### MATERIAL PROVIDED
Start

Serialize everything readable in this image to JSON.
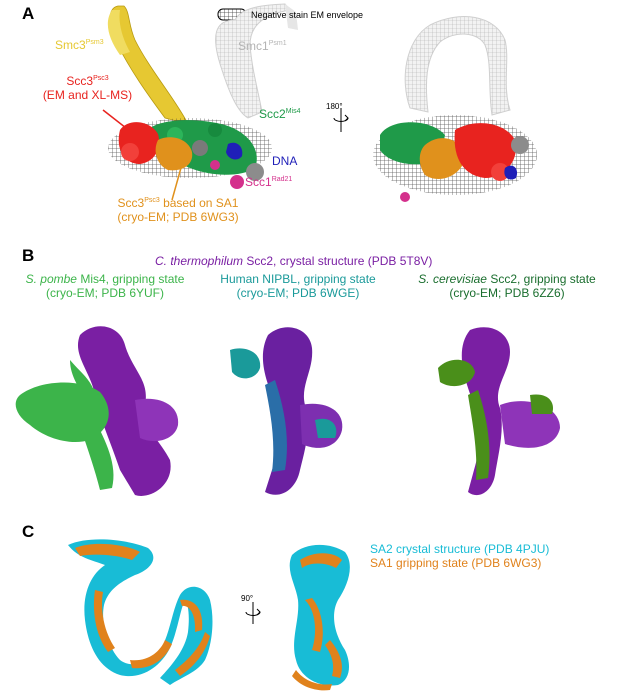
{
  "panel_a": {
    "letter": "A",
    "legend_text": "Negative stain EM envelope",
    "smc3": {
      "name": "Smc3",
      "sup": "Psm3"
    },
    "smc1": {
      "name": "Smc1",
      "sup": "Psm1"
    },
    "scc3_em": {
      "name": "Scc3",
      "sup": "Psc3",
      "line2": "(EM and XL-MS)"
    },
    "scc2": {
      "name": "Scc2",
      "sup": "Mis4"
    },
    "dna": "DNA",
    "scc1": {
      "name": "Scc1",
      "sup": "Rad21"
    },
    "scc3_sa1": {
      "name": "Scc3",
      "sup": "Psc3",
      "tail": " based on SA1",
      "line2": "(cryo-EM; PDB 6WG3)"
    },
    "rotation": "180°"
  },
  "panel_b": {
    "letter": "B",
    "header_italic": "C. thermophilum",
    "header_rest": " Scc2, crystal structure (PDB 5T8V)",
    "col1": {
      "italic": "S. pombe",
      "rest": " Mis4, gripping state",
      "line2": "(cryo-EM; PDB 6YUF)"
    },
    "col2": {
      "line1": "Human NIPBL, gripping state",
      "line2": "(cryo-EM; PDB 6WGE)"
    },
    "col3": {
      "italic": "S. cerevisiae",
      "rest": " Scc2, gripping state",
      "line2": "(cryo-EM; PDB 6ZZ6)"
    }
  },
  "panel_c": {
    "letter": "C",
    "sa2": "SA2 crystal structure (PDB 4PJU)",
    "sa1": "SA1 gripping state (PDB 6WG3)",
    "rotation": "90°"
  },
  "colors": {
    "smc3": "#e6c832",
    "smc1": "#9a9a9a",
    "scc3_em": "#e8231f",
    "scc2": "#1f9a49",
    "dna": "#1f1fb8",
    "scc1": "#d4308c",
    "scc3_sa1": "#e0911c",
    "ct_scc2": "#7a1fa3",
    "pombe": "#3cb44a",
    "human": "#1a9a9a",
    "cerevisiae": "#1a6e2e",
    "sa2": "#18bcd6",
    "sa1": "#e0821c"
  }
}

End
Start

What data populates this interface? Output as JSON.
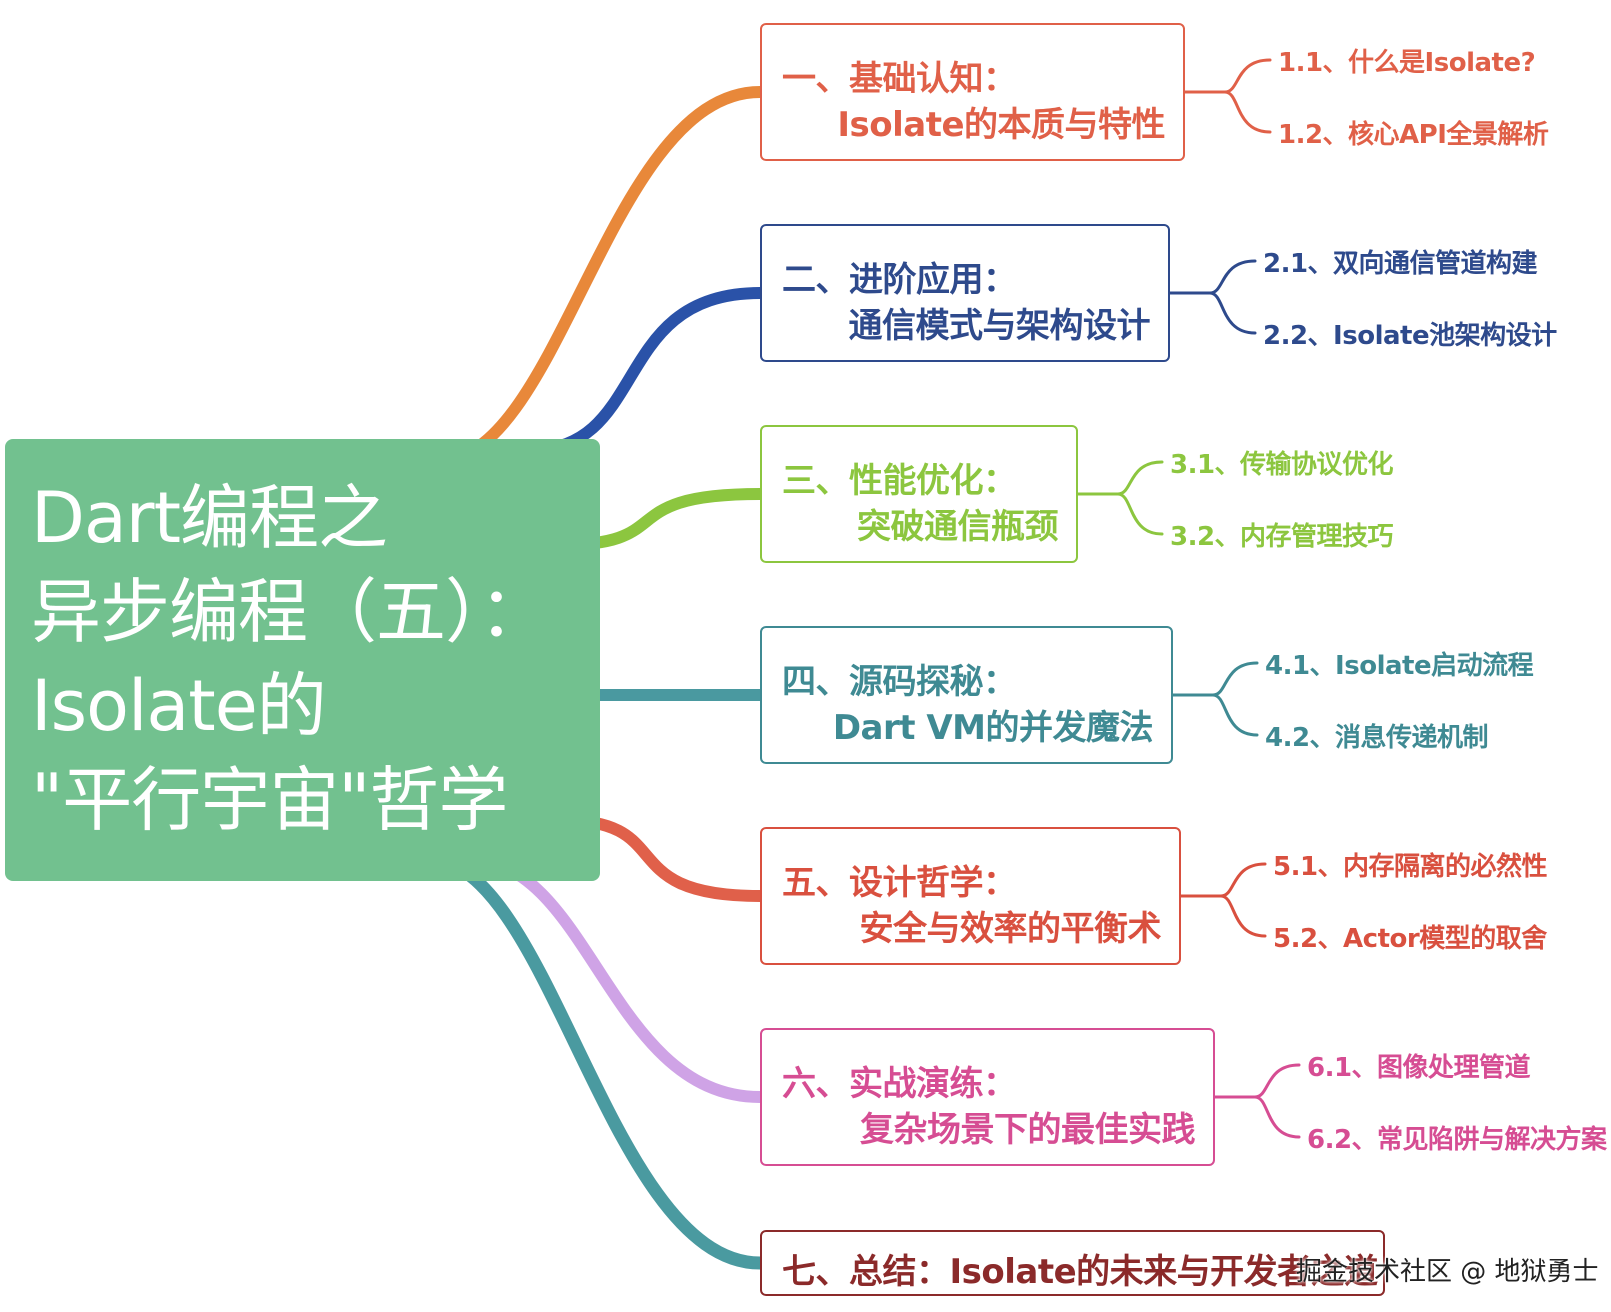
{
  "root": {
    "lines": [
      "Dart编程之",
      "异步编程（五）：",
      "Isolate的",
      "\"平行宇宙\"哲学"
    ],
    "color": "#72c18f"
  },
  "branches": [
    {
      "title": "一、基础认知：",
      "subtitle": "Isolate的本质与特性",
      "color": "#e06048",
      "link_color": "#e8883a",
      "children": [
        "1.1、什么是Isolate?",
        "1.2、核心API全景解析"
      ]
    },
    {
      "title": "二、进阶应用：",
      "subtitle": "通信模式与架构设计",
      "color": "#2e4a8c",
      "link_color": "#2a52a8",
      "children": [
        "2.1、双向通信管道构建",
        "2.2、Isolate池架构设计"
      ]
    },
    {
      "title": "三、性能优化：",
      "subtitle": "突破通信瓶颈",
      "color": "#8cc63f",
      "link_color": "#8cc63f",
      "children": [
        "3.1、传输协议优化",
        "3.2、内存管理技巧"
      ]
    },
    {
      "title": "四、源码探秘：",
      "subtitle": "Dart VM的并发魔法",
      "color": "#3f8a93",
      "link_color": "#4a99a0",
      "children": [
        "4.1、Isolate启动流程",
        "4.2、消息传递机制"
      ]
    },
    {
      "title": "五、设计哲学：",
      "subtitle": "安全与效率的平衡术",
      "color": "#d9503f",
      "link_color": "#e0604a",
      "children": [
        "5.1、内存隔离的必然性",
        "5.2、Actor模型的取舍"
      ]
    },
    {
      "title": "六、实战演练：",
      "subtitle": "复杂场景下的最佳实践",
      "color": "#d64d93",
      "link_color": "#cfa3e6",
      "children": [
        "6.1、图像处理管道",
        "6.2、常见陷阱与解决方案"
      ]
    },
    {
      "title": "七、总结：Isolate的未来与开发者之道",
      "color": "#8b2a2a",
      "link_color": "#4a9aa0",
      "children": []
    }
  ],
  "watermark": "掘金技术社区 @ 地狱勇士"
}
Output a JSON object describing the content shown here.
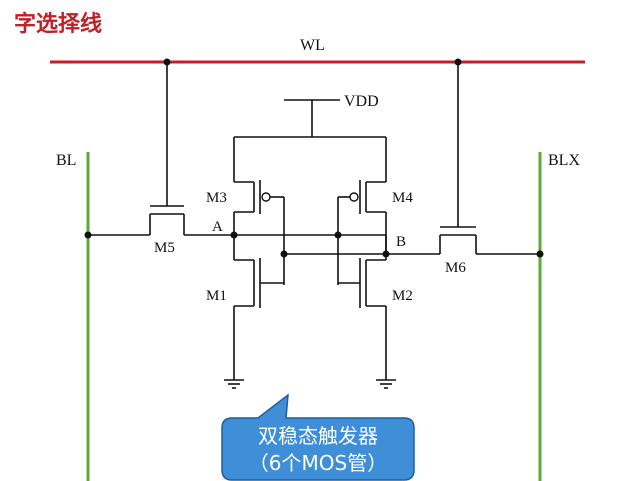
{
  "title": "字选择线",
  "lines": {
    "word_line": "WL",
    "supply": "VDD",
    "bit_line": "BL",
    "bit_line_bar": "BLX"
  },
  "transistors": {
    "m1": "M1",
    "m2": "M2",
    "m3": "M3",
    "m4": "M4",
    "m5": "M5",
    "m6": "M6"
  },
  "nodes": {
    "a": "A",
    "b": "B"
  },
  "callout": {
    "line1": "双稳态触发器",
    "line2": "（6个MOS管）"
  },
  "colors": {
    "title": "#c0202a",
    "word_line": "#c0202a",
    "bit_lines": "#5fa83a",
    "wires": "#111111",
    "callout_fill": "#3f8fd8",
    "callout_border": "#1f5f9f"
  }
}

End

### TASK
From the entries above, extract every line where the word "Output" appears.

### PROBLEM SOLUTION
What data populates this interface? Output as JSON.
Output a JSON object describing the content shown here.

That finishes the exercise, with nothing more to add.